- _Task goal_
Please print the full listing exactly.

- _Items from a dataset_
■ ■ ■ ■
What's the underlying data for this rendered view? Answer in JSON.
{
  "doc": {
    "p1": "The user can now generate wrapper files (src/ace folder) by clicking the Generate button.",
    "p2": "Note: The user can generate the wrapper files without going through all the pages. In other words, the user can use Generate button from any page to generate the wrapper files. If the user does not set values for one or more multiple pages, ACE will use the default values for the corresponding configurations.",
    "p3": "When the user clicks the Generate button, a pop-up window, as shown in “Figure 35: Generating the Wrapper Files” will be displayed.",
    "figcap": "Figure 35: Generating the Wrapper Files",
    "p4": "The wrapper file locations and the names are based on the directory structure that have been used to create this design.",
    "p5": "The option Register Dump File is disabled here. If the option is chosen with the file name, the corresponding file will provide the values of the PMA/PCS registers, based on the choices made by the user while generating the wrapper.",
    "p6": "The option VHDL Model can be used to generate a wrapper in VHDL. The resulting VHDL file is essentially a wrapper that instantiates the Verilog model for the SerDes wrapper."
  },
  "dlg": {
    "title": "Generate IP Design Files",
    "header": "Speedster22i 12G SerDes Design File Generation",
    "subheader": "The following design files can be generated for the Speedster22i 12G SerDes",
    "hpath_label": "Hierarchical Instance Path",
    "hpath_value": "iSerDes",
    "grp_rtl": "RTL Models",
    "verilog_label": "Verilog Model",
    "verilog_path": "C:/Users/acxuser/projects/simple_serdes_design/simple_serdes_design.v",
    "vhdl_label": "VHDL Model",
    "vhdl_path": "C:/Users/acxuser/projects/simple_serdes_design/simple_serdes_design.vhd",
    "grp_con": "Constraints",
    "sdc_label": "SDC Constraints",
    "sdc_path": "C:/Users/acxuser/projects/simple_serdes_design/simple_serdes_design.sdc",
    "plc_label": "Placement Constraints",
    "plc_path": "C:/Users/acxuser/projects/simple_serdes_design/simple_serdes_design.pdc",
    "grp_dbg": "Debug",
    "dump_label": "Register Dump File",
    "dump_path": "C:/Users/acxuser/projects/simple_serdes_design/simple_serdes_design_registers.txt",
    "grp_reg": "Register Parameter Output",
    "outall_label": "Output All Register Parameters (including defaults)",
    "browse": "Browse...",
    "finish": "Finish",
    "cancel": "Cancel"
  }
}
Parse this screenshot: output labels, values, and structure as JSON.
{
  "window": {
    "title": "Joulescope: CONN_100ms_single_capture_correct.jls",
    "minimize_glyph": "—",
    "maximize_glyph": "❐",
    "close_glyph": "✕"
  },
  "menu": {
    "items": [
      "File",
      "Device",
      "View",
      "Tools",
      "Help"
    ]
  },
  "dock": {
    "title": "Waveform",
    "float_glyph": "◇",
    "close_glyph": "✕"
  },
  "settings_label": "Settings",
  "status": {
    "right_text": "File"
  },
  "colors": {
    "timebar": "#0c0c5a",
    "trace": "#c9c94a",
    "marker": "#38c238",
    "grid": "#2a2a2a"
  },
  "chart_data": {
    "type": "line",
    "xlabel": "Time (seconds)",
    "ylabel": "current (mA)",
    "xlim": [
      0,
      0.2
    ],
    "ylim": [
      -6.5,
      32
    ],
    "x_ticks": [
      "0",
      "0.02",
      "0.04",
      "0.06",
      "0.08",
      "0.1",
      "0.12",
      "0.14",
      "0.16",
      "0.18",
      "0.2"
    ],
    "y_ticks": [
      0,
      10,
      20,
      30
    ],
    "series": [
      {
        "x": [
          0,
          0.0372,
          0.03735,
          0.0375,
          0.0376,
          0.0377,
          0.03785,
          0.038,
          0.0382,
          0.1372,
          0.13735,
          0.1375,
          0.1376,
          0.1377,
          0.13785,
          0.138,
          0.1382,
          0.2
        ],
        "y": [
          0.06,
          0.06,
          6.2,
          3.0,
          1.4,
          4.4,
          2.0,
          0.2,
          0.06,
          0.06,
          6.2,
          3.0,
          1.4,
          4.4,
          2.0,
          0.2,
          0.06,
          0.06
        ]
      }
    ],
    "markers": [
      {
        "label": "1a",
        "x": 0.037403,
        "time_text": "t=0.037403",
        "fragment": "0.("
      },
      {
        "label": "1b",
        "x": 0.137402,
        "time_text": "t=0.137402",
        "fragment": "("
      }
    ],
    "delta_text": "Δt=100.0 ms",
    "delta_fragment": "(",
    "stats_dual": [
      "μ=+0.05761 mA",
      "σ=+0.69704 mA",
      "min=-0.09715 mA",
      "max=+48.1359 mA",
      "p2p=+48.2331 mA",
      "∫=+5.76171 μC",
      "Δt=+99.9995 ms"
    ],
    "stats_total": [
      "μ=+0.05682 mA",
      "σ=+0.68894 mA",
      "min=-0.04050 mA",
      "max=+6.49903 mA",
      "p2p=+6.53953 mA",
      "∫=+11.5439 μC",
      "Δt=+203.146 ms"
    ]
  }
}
■ ■ ■ ■
- _Exercise response_
What's the underlying data for this rendered view? Answer in JSON.
{
  "doc": {
    "p1": "The user can now generate wrapper files (src/ace folder) by clicking the Generate button.",
    "p2": "Note: The user can generate the wrapper files without going through all the pages. In other words, the user can use Generate button from any page to generate the wrapper files. If the user does not set values for one or more multiple pages, ACE will use the default values for the corresponding configurations.",
    "p3": "When the user clicks the Generate button, a pop-up window, as shown in “Figure 35: Generating the Wrapper Files” will be displayed.",
    "figcap": "Figure 35: Generating the Wrapper Files",
    "p4": "The wrapper file locations and the names are based on the directory structure that have been used to create this design.",
    "p5": "The option Register Dump File is disabled here. If the option is chosen with the file name, the corresponding file will provide the values of the PMA/PCS registers, based on the choices made by the user while generating the wrapper.",
    "p6": "The option VHDL Model can be used to generate a wrapper in VHDL. The resulting VHDL file is essentially a wrapper that instantiates the Verilog model for the SerDes wrapper."
  },
  "dlg": {
    "title": "Generate IP Design Files",
    "header": "Speedster22i 12G SerDes Design File Generation",
    "subheader": "The following design files can be generated for the Speedster22i 12G SerDes",
    "hpath_label": "Hierarchical Instance Path",
    "hpath_value": "iSerDes",
    "grp_rtl": "RTL Models",
    "verilog_label": "Verilog Model",
    "verilog_path": "C:/Users/acxuser/projects/simple_serdes_design/simple_serdes_design.v",
    "vhdl_label": "VHDL Model",
    "vhdl_path": "C:/Users/acxuser/projects/simple_serdes_design/simple_serdes_design.vhd",
    "grp_con": "Constraints",
    "sdc_label": "SDC Constraints",
    "sdc_path": "C:/Users/acxuser/projects/simple_serdes_design/simple_serdes_design.sdc",
    "plc_label": "Placement Constraints",
    "plc_path": "C:/Users/acxuser/projects/simple_serdes_design/simple_serdes_design.pdc",
    "grp_dbg": "Debug",
    "dump_label": "Register Dump File",
    "dump_path": "C:/Users/acxuser/projects/simple_serdes_design/simple_serdes_design_registers.txt",
    "grp_reg": "Register Parameter Output",
    "outall_label": "Output All Register Parameters (including defaults)",
    "browse": "Browse...",
    "finish": "Finish",
    "cancel": "Cancel"
  }
}
Parse this screenshot: output labels, values, and structure as JSON.
{
  "window": {
    "title": "Joulescope: CONN_100ms_single_capture_correct.jls",
    "minimize_glyph": "—",
    "maximize_glyph": "❐",
    "close_glyph": "✕"
  },
  "menu": {
    "items": [
      "File",
      "Device",
      "View",
      "Tools",
      "Help"
    ]
  },
  "dock": {
    "title": "Waveform",
    "float_glyph": "◇",
    "close_glyph": "✕"
  },
  "settings_label": "Settings",
  "status": {
    "right_text": "File"
  },
  "colors": {
    "timebar": "#0c0c5a",
    "trace": "#c9c94a",
    "marker": "#38c238",
    "grid": "#2a2a2a"
  },
  "chart_data": {
    "type": "line",
    "xlabel": "Time (seconds)",
    "ylabel": "current (mA)",
    "xlim": [
      0,
      0.2
    ],
    "ylim": [
      -6.5,
      32
    ],
    "x_ticks": [
      "0",
      "0.02",
      "0.04",
      "0.06",
      "0.08",
      "0.1",
      "0.12",
      "0.14",
      "0.16",
      "0.18",
      "0.2"
    ],
    "y_ticks": [
      0,
      10,
      20,
      30
    ],
    "series": [
      {
        "x": [
          0,
          0.0372,
          0.03735,
          0.0375,
          0.0376,
          0.0377,
          0.03785,
          0.038,
          0.0382,
          0.1372,
          0.13735,
          0.1375,
          0.1376,
          0.1377,
          0.13785,
          0.138,
          0.1382,
          0.2
        ],
        "y": [
          0.06,
          0.06,
          6.2,
          3.0,
          1.4,
          4.4,
          2.0,
          0.2,
          0.06,
          0.06,
          6.2,
          3.0,
          1.4,
          4.4,
          2.0,
          0.2,
          0.06,
          0.06
        ]
      }
    ],
    "markers": [
      {
        "label": "1a",
        "x": 0.037403,
        "time_text": "t=0.037403",
        "fragment": "0.("
      },
      {
        "label": "1b",
        "x": 0.137402,
        "time_text": "t=0.137402",
        "fragment": "("
      }
    ],
    "delta_text": "Δt=100.0 ms",
    "delta_fragment": "(",
    "stats_dual": [
      "μ=+0.05761 mA",
      "σ=+0.69704 mA",
      "min=-0.09715 mA",
      "max=+48.1359 mA",
      "p2p=+48.2331 mA",
      "∫=+5.76171 μC",
      "Δt=+99.9995 ms"
    ],
    "stats_total": [
      "μ=+0.05682 mA",
      "σ=+0.68894 mA",
      "min=-0.04050 mA",
      "max=+6.49903 mA",
      "p2p=+6.53953 mA",
      "∫=+11.5439 μC",
      "Δt=+203.146 ms"
    ]
  }
}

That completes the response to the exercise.